> Problem description
Everything in the data should be repeated exactly, save for the images.

> Provided material
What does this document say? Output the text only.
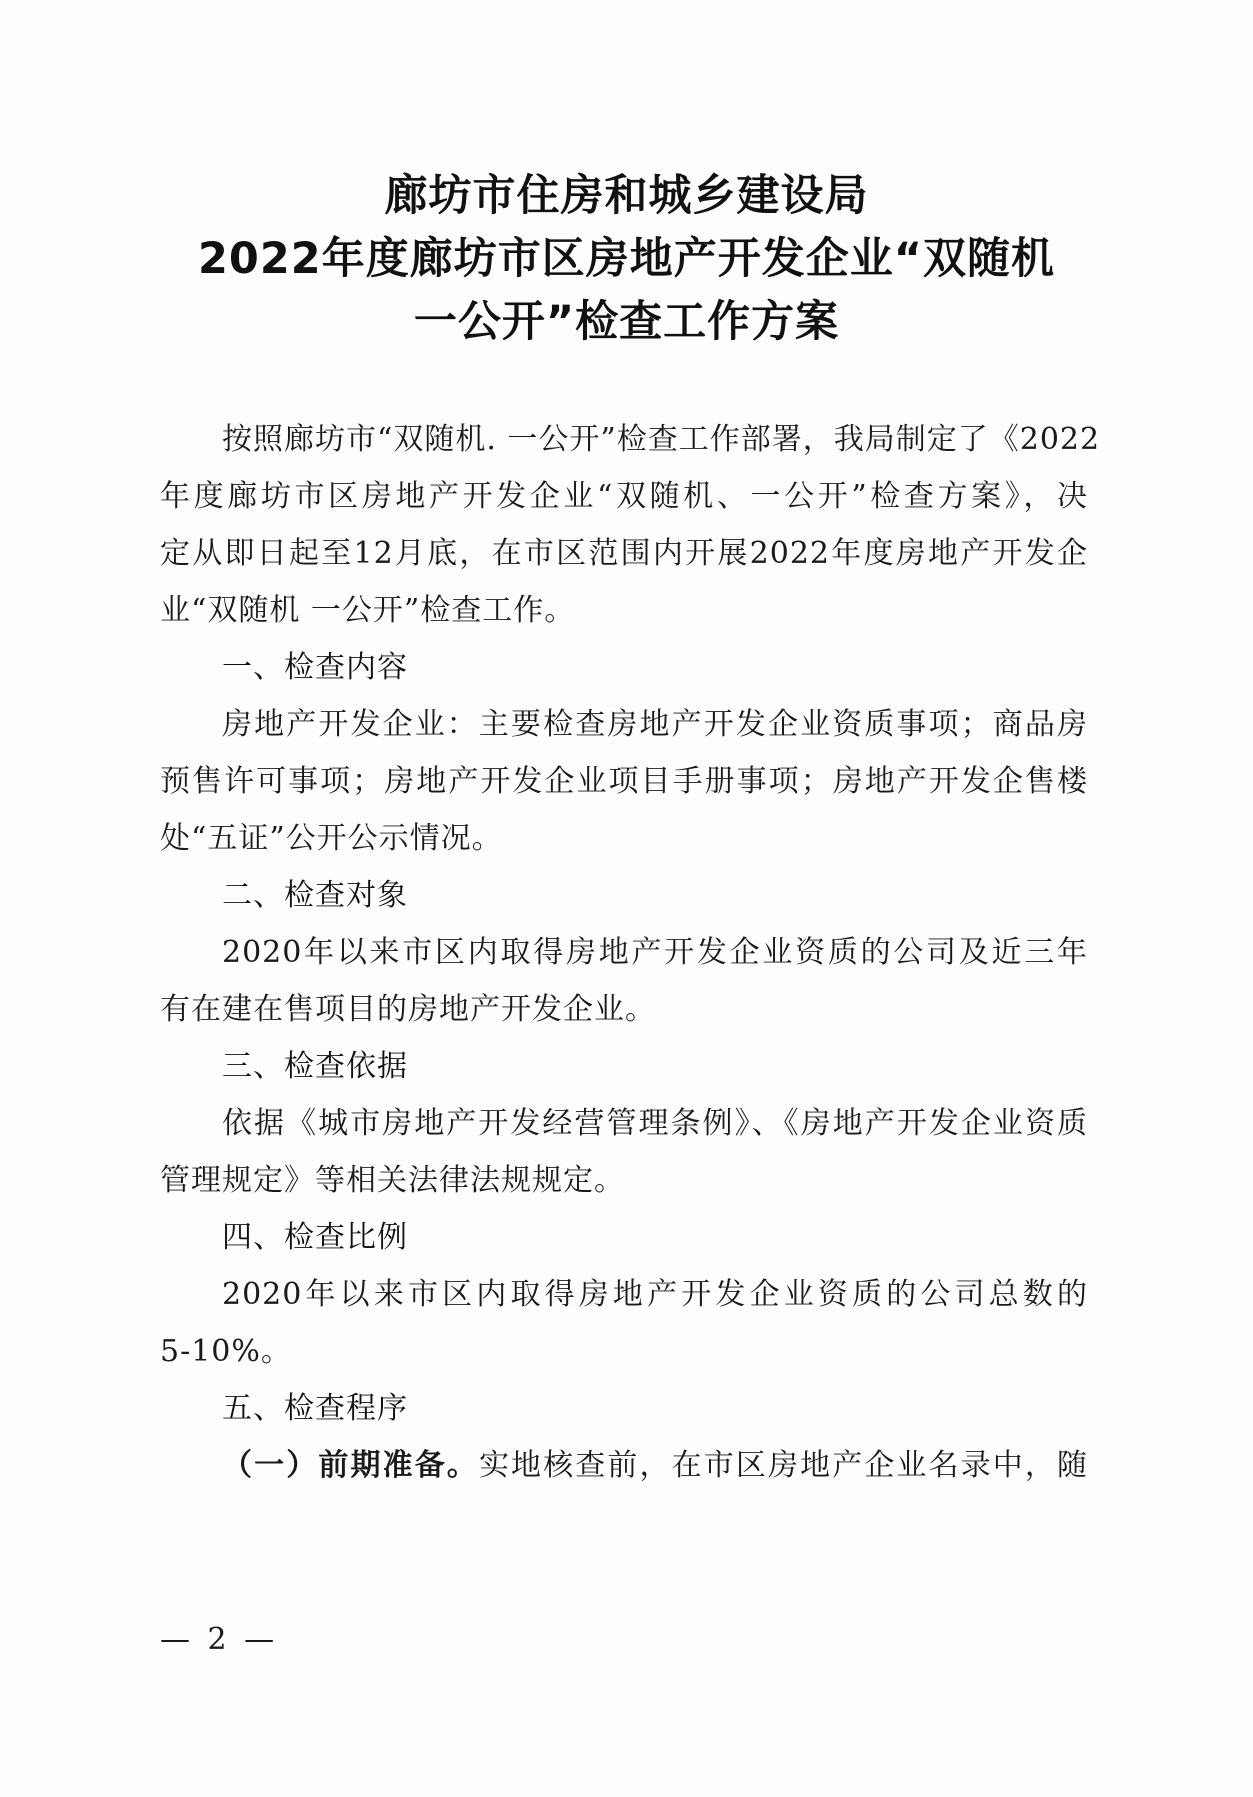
廊坊市住房和城乡建设局
2022年度廊坊市区房地产开发企业“双随机
一公开”检查工作方案
按照廊坊市“双随机. 一公开”检查工作部署，我局制定了《2022
年度廊坊市区房地产开发企业“双随机、一公开”检查方案》，决
定从即日起至12月底，在市区范围内开展2022年度房地产开发企
业“双随机 一公开”检查工作。
一、检查内容
房地产开发企业：主要检查房地产开发企业资质事项；商品房
预售许可事项；房地产开发企业项目手册事项；房地产开发企售楼
处“五证”公开公示情况。
二、检查对象
2020年以来市区内取得房地产开发企业资质的公司及近三年
有在建在售项目的房地产开发企业。
三、检查依据
依据《城市房地产开发经营管理条例》、《房地产开发企业资质
管理规定》等相关法律法规规定。
四、检查比例
2020年以来市区内取得房地产开发企业资质的公司总数的
5-10%。
五、检查程序
（一）前期准备。实地核查前，在市区房地产企业名录中，随
— 2 —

> Output of the task
What does this document say? Output the text only.
廊坊市住房和城乡建设局
2022年度廊坊市区房地产开发企业“双随机
一公开”检查工作方案
按照廊坊市“双随机. 一公开”检查工作部署，我局制定了《2022
年度廊坊市区房地产开发企业“双随机、一公开”检查方案》，决
定从即日起至12月底，在市区范围内开展2022年度房地产开发企
业“双随机 一公开”检查工作。
一、检查内容
房地产开发企业：主要检查房地产开发企业资质事项；商品房
预售许可事项；房地产开发企业项目手册事项；房地产开发企售楼
处“五证”公开公示情况。
二、检查对象
2020年以来市区内取得房地产开发企业资质的公司及近三年
有在建在售项目的房地产开发企业。
三、检查依据
依据《城市房地产开发经营管理条例》、《房地产开发企业资质
管理规定》等相关法律法规规定。
四、检查比例
2020年以来市区内取得房地产开发企业资质的公司总数的
5-10%。
五、检查程序
（一）前期准备。实地核查前，在市区房地产企业名录中，随
— 2 —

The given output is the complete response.